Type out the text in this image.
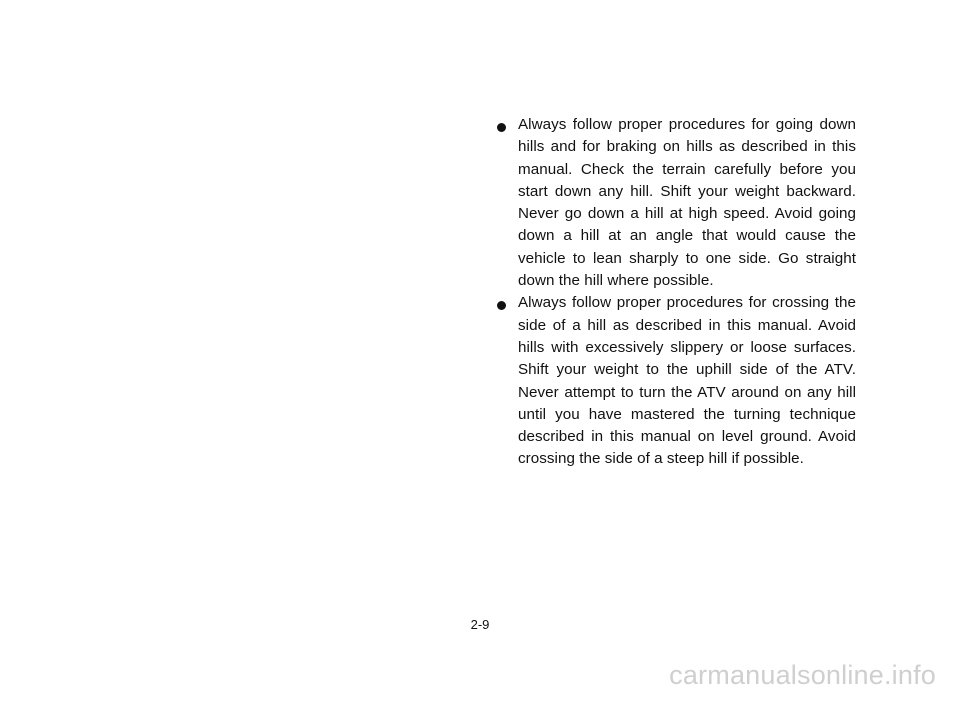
Always follow proper procedures for going down hills and for braking on hills as described in this manual. Check the terrain carefully before you start down any hill. Shift your weight backward. Never go down a hill at high speed. Avoid going down a hill at an angle that would cause the vehicle to lean sharply to one side. Go straight down the hill where possible.
Always follow proper procedures for crossing the side of a hill as described in this manual. Avoid hills with excessively slippery or loose surfaces. Shift your weight to the uphill side of the ATV. Never attempt to turn the ATV around on any hill until you have mastered the turning technique described in this manual on level ground. Avoid crossing the side of a steep hill if possible.
2-9
carmanualsonline.info
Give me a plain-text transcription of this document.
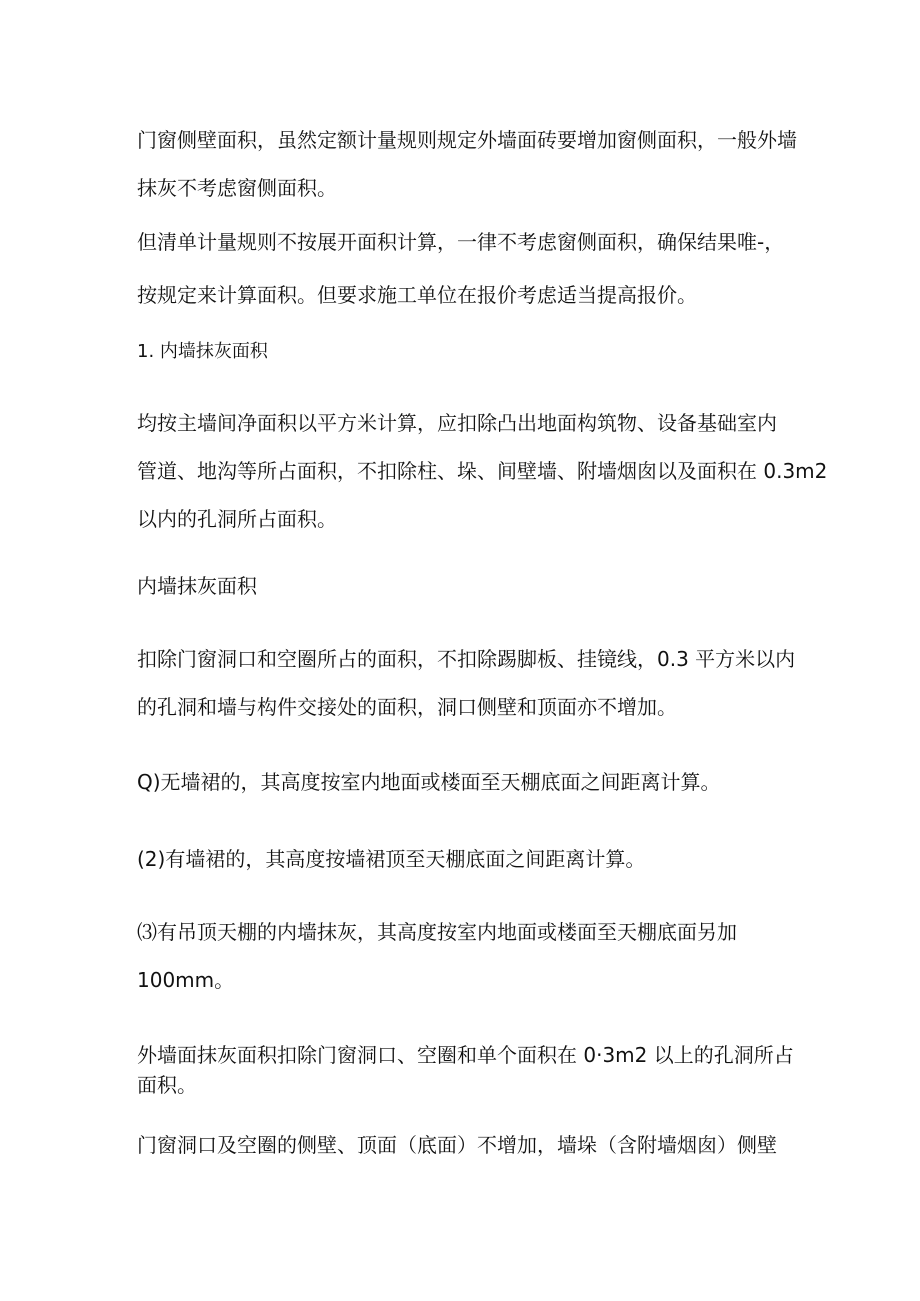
门窗侧壁面积，虽然定额计量规则规定外墙面砖要增加窗侧面积，一般外墙
抹灰不考虑窗侧面积。
但清单计量规则不按展开面积计算，一律不考虑窗侧面积，确保结果唯-，
按规定来计算面积。但要求施工单位在报价考虑适当提高报价。
1. 内墙抹灰面积
均按主墙间净面积以平方米计算，应扣除凸出地面构筑物、设备基础室内
管道、地沟等所占面积，不扣除柱、垛、间壁墙、附墙烟囱以及面积在 0.3m2
以内的孔洞所占面积。
内墙抹灰面积
扣除门窗洞口和空圈所占的面积，不扣除踢脚板、挂镜线，0.3 平方米以内
的孔洞和墙与构件交接处的面积，洞口侧壁和顶面亦不增加。
Q)无墙裙的，其高度按室内地面或楼面至天棚底面之间距离计算。
(2)有墙裙的，其高度按墙裙顶至天棚底面之间距离计算。
⑶有吊顶天棚的内墙抹灰，其高度按室内地面或楼面至天棚底面另加
100mm。
外墙面抹灰面积扣除门窗洞口、空圈和单个面积在 0·3m2 以上的孔洞所占
面积。
门窗洞口及空圈的侧壁、顶面（底面）不增加，墙垛（含附墙烟囱）侧壁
———
▸ What to work on: Reproduce each line exactly as it appears, omitting the pictures.

▸ Task response:
Type out the text in this image.
Always follow proper procedures for going down hills and for braking on hills as described in this manual. Check the terrain carefully before you start down any hill. Shift your weight backward. Never go down a hill at high speed. Avoid going down a hill at an angle that would cause the vehicle to lean sharply to one side. Go straight down the hill where possible.
Always follow proper procedures for crossing the side of a hill as described in this manual. Avoid hills with excessively slippery or loose surfaces. Shift your weight to the uphill side of the ATV. Never attempt to turn the ATV around on any hill until you have mastered the turning technique described in this manual on level ground. Avoid crossing the side of a steep hill if possible.
2-9
carmanualsonline.info
Give me a plain-text transcription of this document.
门窗侧壁面积，虽然定额计量规则规定外墙面砖要增加窗侧面积，一般外墙
抹灰不考虑窗侧面积。
但清单计量规则不按展开面积计算，一律不考虑窗侧面积，确保结果唯-，
按规定来计算面积。但要求施工单位在报价考虑适当提高报价。
1. 内墙抹灰面积
均按主墙间净面积以平方米计算，应扣除凸出地面构筑物、设备基础室内
管道、地沟等所占面积，不扣除柱、垛、间壁墙、附墙烟囱以及面积在 0.3m2
以内的孔洞所占面积。
内墙抹灰面积
扣除门窗洞口和空圈所占的面积，不扣除踢脚板、挂镜线，0.3 平方米以内
的孔洞和墙与构件交接处的面积，洞口侧壁和顶面亦不增加。
Q)无墙裙的，其高度按室内地面或楼面至天棚底面之间距离计算。
(2)有墙裙的，其高度按墙裙顶至天棚底面之间距离计算。
⑶有吊顶天棚的内墙抹灰，其高度按室内地面或楼面至天棚底面另加
100mm。
外墙面抹灰面积扣除门窗洞口、空圈和单个面积在 0·3m2 以上的孔洞所占
面积。
门窗洞口及空圈的侧壁、顶面（底面）不增加，墙垛（含附墙烟囱）侧壁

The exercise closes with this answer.